>> Begin MATERIAL FOR THE TASK

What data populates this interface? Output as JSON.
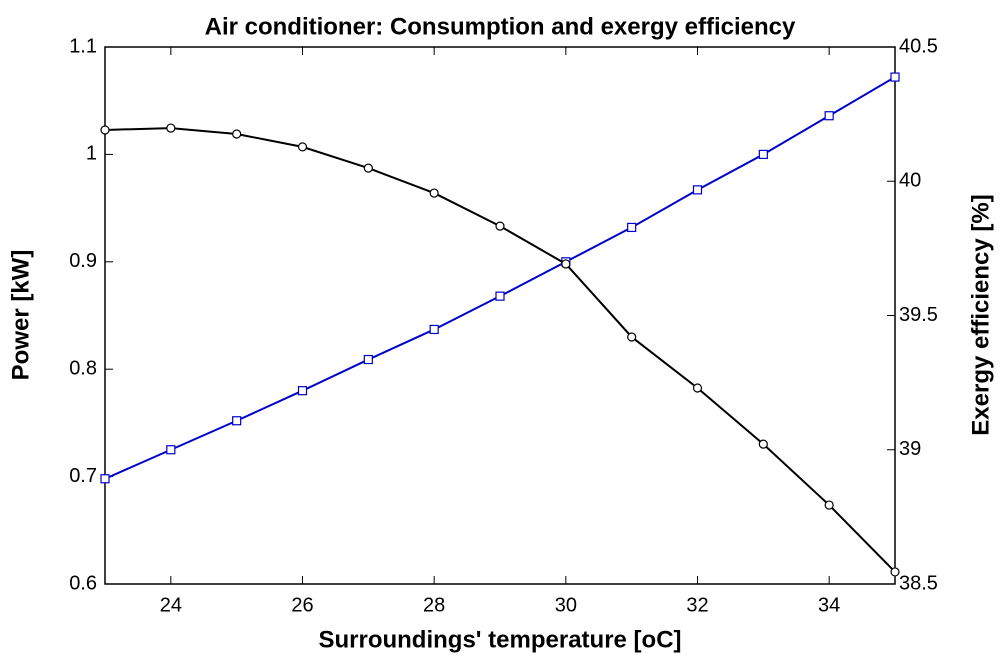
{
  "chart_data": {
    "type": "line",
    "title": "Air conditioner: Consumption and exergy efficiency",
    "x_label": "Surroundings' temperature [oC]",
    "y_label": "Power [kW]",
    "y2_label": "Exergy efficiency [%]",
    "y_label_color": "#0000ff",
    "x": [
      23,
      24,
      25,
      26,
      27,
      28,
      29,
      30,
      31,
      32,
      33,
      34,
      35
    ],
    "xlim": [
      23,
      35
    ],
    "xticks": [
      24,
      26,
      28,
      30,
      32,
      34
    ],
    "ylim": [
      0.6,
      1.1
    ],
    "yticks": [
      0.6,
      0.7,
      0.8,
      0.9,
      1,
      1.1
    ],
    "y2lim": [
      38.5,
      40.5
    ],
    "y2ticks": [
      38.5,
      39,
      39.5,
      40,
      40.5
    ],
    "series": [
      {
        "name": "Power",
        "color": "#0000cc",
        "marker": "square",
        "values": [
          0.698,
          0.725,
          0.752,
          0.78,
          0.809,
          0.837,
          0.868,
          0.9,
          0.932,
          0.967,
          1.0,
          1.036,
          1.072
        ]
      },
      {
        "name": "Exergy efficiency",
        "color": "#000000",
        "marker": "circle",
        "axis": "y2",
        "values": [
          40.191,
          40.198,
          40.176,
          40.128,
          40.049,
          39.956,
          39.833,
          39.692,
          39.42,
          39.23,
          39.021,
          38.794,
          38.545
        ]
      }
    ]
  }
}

>> End MATERIAL FOR THE TASK

■ **TASK DETAILS**
Repeat the material above in full and unchanged, minus its images.

■ **TASK RESULT**
What data populates this interface? Output as JSON.
{
  "chart_data": {
    "type": "line",
    "title": "Air conditioner: Consumption and exergy efficiency",
    "x_label": "Surroundings' temperature [oC]",
    "y_label": "Power [kW]",
    "y2_label": "Exergy efficiency [%]",
    "y_label_color": "#0000ff",
    "x": [
      23,
      24,
      25,
      26,
      27,
      28,
      29,
      30,
      31,
      32,
      33,
      34,
      35
    ],
    "xlim": [
      23,
      35
    ],
    "xticks": [
      24,
      26,
      28,
      30,
      32,
      34
    ],
    "ylim": [
      0.6,
      1.1
    ],
    "yticks": [
      0.6,
      0.7,
      0.8,
      0.9,
      1,
      1.1
    ],
    "y2lim": [
      38.5,
      40.5
    ],
    "y2ticks": [
      38.5,
      39,
      39.5,
      40,
      40.5
    ],
    "series": [
      {
        "name": "Power",
        "color": "#0000cc",
        "marker": "square",
        "values": [
          0.698,
          0.725,
          0.752,
          0.78,
          0.809,
          0.837,
          0.868,
          0.9,
          0.932,
          0.967,
          1.0,
          1.036,
          1.072
        ]
      },
      {
        "name": "Exergy efficiency",
        "color": "#000000",
        "marker": "circle",
        "axis": "y2",
        "values": [
          40.191,
          40.198,
          40.176,
          40.128,
          40.049,
          39.956,
          39.833,
          39.692,
          39.42,
          39.23,
          39.021,
          38.794,
          38.545
        ]
      }
    ]
  }
}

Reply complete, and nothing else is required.